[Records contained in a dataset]
>> Begin
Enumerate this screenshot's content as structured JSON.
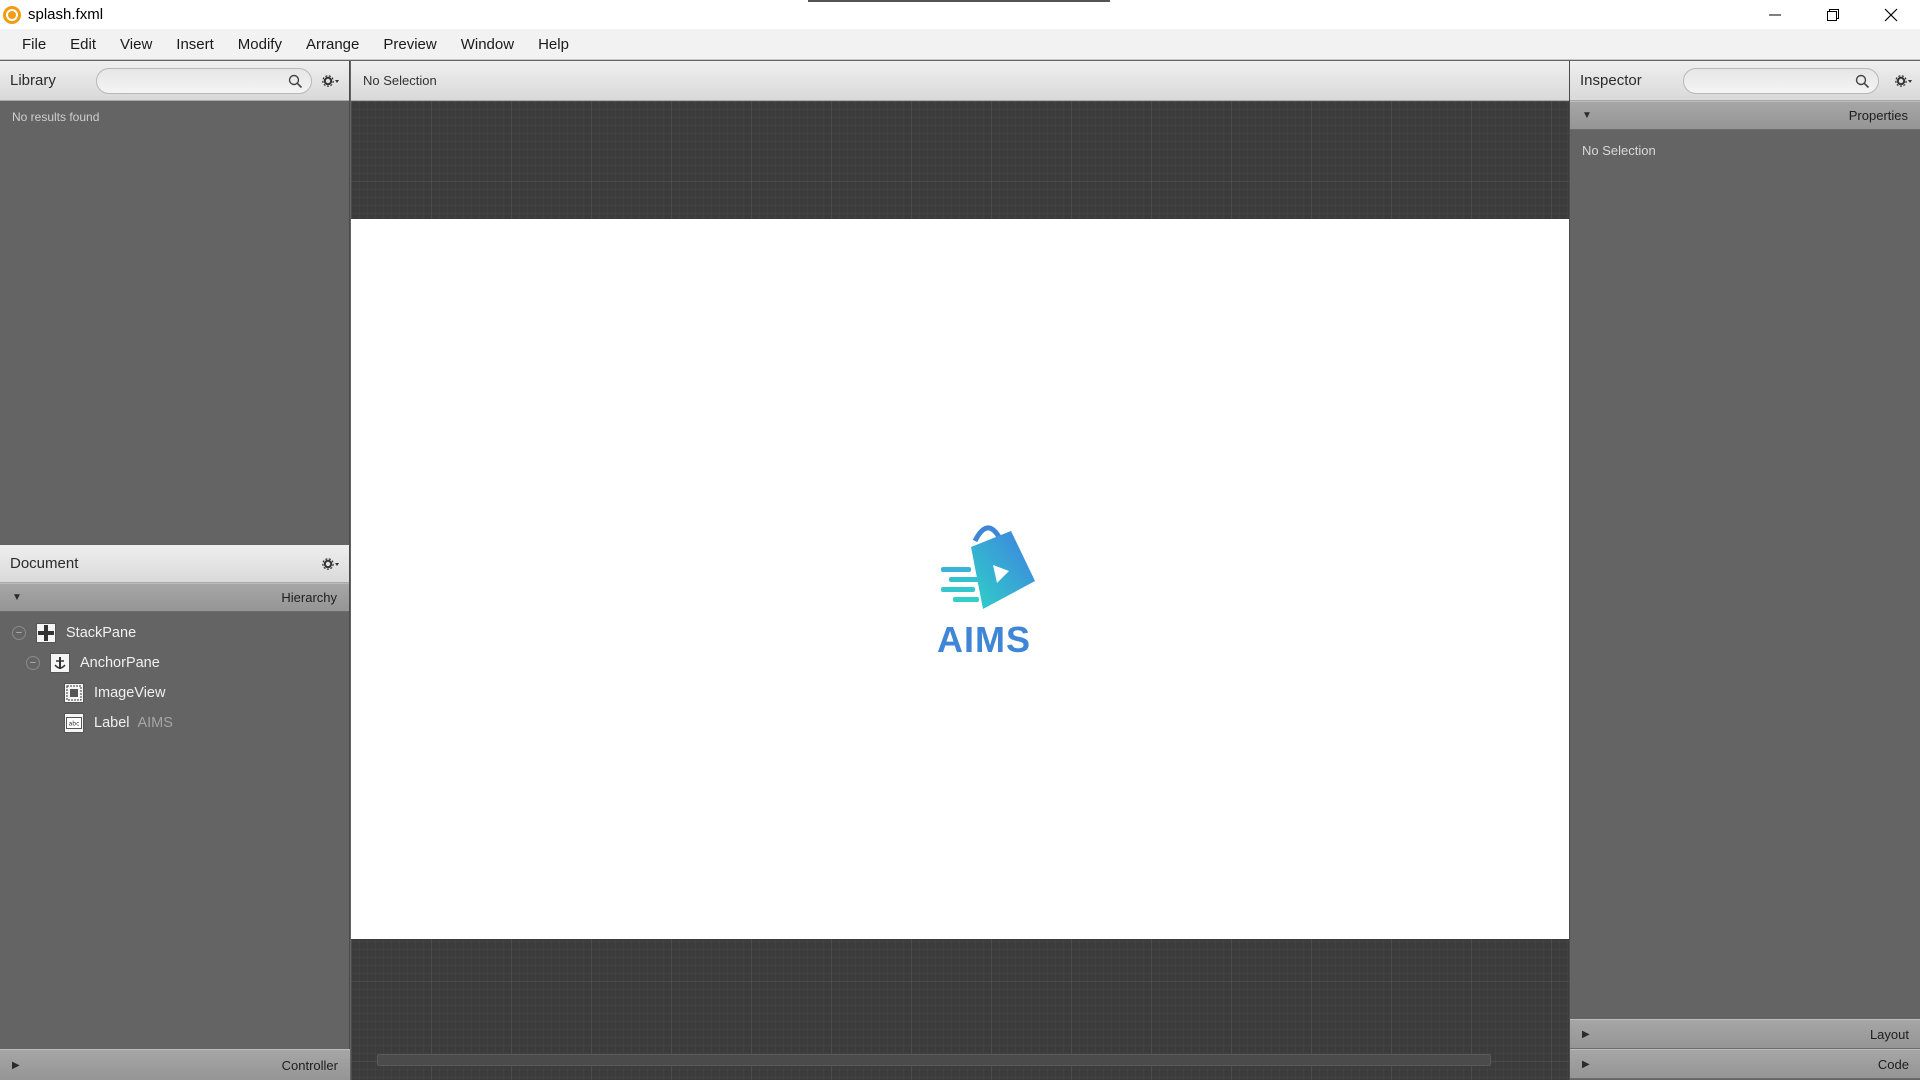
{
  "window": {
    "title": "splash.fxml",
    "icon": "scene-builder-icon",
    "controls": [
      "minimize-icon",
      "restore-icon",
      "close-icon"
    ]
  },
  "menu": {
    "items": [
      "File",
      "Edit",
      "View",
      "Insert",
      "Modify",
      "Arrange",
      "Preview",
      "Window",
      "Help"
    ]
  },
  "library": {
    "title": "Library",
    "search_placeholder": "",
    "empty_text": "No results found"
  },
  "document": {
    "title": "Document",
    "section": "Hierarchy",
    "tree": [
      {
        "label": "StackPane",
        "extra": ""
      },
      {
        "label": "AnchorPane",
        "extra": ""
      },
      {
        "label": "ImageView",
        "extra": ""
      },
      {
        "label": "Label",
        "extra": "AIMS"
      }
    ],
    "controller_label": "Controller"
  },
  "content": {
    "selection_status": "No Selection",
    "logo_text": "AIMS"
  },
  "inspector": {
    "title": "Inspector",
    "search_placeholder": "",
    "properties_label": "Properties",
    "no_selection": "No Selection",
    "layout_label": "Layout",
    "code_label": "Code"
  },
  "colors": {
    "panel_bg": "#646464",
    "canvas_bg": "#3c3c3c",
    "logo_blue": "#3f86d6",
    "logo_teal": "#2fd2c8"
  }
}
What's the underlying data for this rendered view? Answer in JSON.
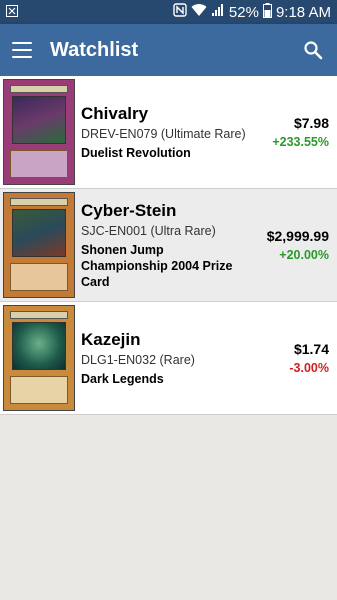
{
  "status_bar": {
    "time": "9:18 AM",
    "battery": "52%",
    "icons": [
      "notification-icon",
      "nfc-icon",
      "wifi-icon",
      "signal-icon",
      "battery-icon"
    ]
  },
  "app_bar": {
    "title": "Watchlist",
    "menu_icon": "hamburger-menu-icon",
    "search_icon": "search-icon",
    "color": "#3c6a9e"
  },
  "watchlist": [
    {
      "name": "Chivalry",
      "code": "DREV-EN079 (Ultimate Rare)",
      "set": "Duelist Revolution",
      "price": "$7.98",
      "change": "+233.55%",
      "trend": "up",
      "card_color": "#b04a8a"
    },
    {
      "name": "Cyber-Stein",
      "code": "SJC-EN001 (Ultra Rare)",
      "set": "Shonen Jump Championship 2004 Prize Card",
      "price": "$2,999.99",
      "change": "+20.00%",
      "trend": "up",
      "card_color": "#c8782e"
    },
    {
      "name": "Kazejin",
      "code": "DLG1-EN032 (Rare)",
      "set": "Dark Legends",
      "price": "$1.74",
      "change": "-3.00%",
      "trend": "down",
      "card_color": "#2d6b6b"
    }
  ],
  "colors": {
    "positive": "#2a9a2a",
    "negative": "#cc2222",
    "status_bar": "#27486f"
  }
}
>> End
Repeat verbatim all the material, but not the pictures.

THE REPLY
Enumerate this screenshot's content as structured JSON.
{
  "window": {
    "title": "splash.fxml",
    "icon": "scene-builder-icon",
    "controls": [
      "minimize-icon",
      "restore-icon",
      "close-icon"
    ]
  },
  "menu": {
    "items": [
      "File",
      "Edit",
      "View",
      "Insert",
      "Modify",
      "Arrange",
      "Preview",
      "Window",
      "Help"
    ]
  },
  "library": {
    "title": "Library",
    "search_placeholder": "",
    "empty_text": "No results found"
  },
  "document": {
    "title": "Document",
    "section": "Hierarchy",
    "tree": [
      {
        "label": "StackPane",
        "extra": ""
      },
      {
        "label": "AnchorPane",
        "extra": ""
      },
      {
        "label": "ImageView",
        "extra": ""
      },
      {
        "label": "Label",
        "extra": "AIMS"
      }
    ],
    "controller_label": "Controller"
  },
  "content": {
    "selection_status": "No Selection",
    "logo_text": "AIMS"
  },
  "inspector": {
    "title": "Inspector",
    "search_placeholder": "",
    "properties_label": "Properties",
    "no_selection": "No Selection",
    "layout_label": "Layout",
    "code_label": "Code"
  },
  "colors": {
    "panel_bg": "#646464",
    "canvas_bg": "#3c3c3c",
    "logo_blue": "#3f86d6",
    "logo_teal": "#2fd2c8"
  }
}
What's the underlying data for this rendered view? Answer in JSON.
{
  "status_bar": {
    "time": "9:18 AM",
    "battery": "52%",
    "icons": [
      "notification-icon",
      "nfc-icon",
      "wifi-icon",
      "signal-icon",
      "battery-icon"
    ]
  },
  "app_bar": {
    "title": "Watchlist",
    "menu_icon": "hamburger-menu-icon",
    "search_icon": "search-icon",
    "color": "#3c6a9e"
  },
  "watchlist": [
    {
      "name": "Chivalry",
      "code": "DREV-EN079 (Ultimate Rare)",
      "set": "Duelist Revolution",
      "price": "$7.98",
      "change": "+233.55%",
      "trend": "up",
      "card_color": "#b04a8a"
    },
    {
      "name": "Cyber-Stein",
      "code": "SJC-EN001 (Ultra Rare)",
      "set": "Shonen Jump Championship 2004 Prize Card",
      "price": "$2,999.99",
      "change": "+20.00%",
      "trend": "up",
      "card_color": "#c8782e"
    },
    {
      "name": "Kazejin",
      "code": "DLG1-EN032 (Rare)",
      "set": "Dark Legends",
      "price": "$1.74",
      "change": "-3.00%",
      "trend": "down",
      "card_color": "#2d6b6b"
    }
  ],
  "colors": {
    "positive": "#2a9a2a",
    "negative": "#cc2222",
    "status_bar": "#27486f"
  }
}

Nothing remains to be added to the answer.